What you need to do — Each entry here needs to be set down again exactly, please; pictures are left out.

=-=-=-=-=

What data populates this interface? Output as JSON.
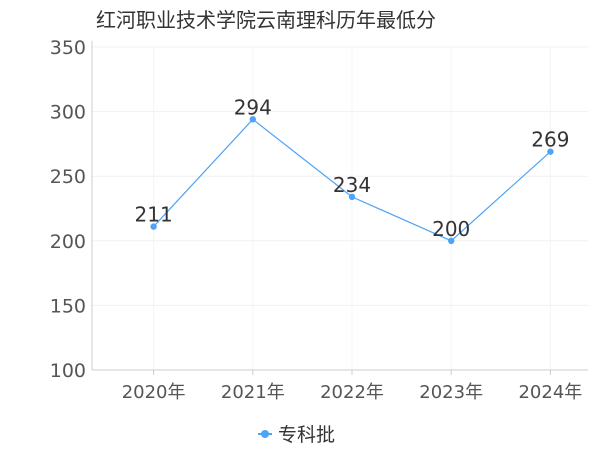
{
  "chart_data": {
    "type": "line",
    "title": "红河职业技术学院云南理科历年最低分",
    "categories": [
      "2020年",
      "2021年",
      "2022年",
      "2023年",
      "2024年"
    ],
    "series": [
      {
        "name": "专科批",
        "values": [
          211,
          294,
          234,
          200,
          269
        ],
        "color": "#4da3f5"
      }
    ],
    "y_ticks": [
      100,
      150,
      200,
      250,
      300,
      350
    ],
    "ylim": [
      100,
      350
    ],
    "grid": true,
    "legend_position": "bottom-center"
  }
}
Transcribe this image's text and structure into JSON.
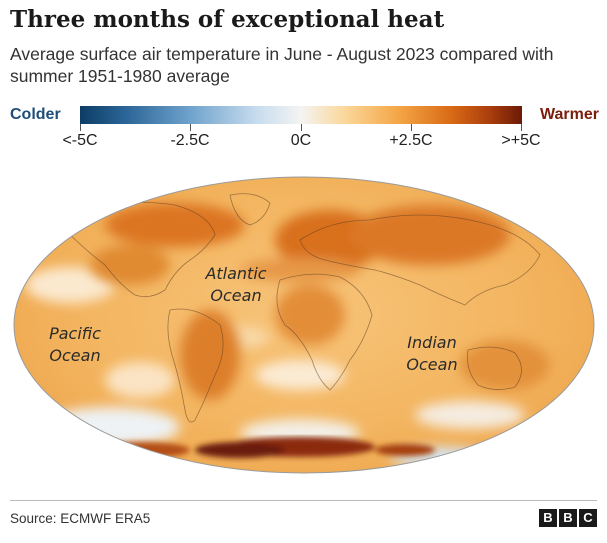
{
  "title": "Three months of exceptional heat",
  "subtitle": "Average surface air temperature in June - August 2023 compared with summer 1951-1980 average",
  "legend": {
    "colder_label": "Colder",
    "warmer_label": "Warmer",
    "ticks": [
      "<-5C",
      "-2.5C",
      "0C",
      "+2.5C",
      ">+5C"
    ],
    "colors": {
      "cold": "#0d3d66",
      "neutral": "#f4f4f2",
      "warm": "#6b1a08"
    }
  },
  "map": {
    "ocean_labels": {
      "atlantic_line1": "Atlantic",
      "atlantic_line2": "Ocean",
      "pacific_line1": "Pacific",
      "pacific_line2": "Ocean",
      "indian_line1": "Indian",
      "indian_line2": "Ocean"
    }
  },
  "footer": {
    "source": "Source: ECMWF ERA5",
    "logo_letters": [
      "B",
      "B",
      "C"
    ]
  }
}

=-=-=-=-=

Written reply —
What data populates this interface? Output as JSON.
{
  "chart_data": {
    "type": "line",
    "title": "红河职业技术学院云南理科历年最低分",
    "categories": [
      "2020年",
      "2021年",
      "2022年",
      "2023年",
      "2024年"
    ],
    "series": [
      {
        "name": "专科批",
        "values": [
          211,
          294,
          234,
          200,
          269
        ],
        "color": "#4da3f5"
      }
    ],
    "y_ticks": [
      100,
      150,
      200,
      250,
      300,
      350
    ],
    "ylim": [
      100,
      350
    ],
    "grid": true,
    "legend_position": "bottom-center"
  }
}
Transcribe this image's text and structure into JSON.
{
  "title": "Three months of exceptional heat",
  "subtitle": "Average surface air temperature in June - August 2023 compared with summer 1951-1980 average",
  "legend": {
    "colder_label": "Colder",
    "warmer_label": "Warmer",
    "ticks": [
      "<-5C",
      "-2.5C",
      "0C",
      "+2.5C",
      ">+5C"
    ],
    "colors": {
      "cold": "#0d3d66",
      "neutral": "#f4f4f2",
      "warm": "#6b1a08"
    }
  },
  "map": {
    "ocean_labels": {
      "atlantic_line1": "Atlantic",
      "atlantic_line2": "Ocean",
      "pacific_line1": "Pacific",
      "pacific_line2": "Ocean",
      "indian_line1": "Indian",
      "indian_line2": "Ocean"
    }
  },
  "footer": {
    "source": "Source: ECMWF ERA5",
    "logo_letters": [
      "B",
      "B",
      "C"
    ]
  }
}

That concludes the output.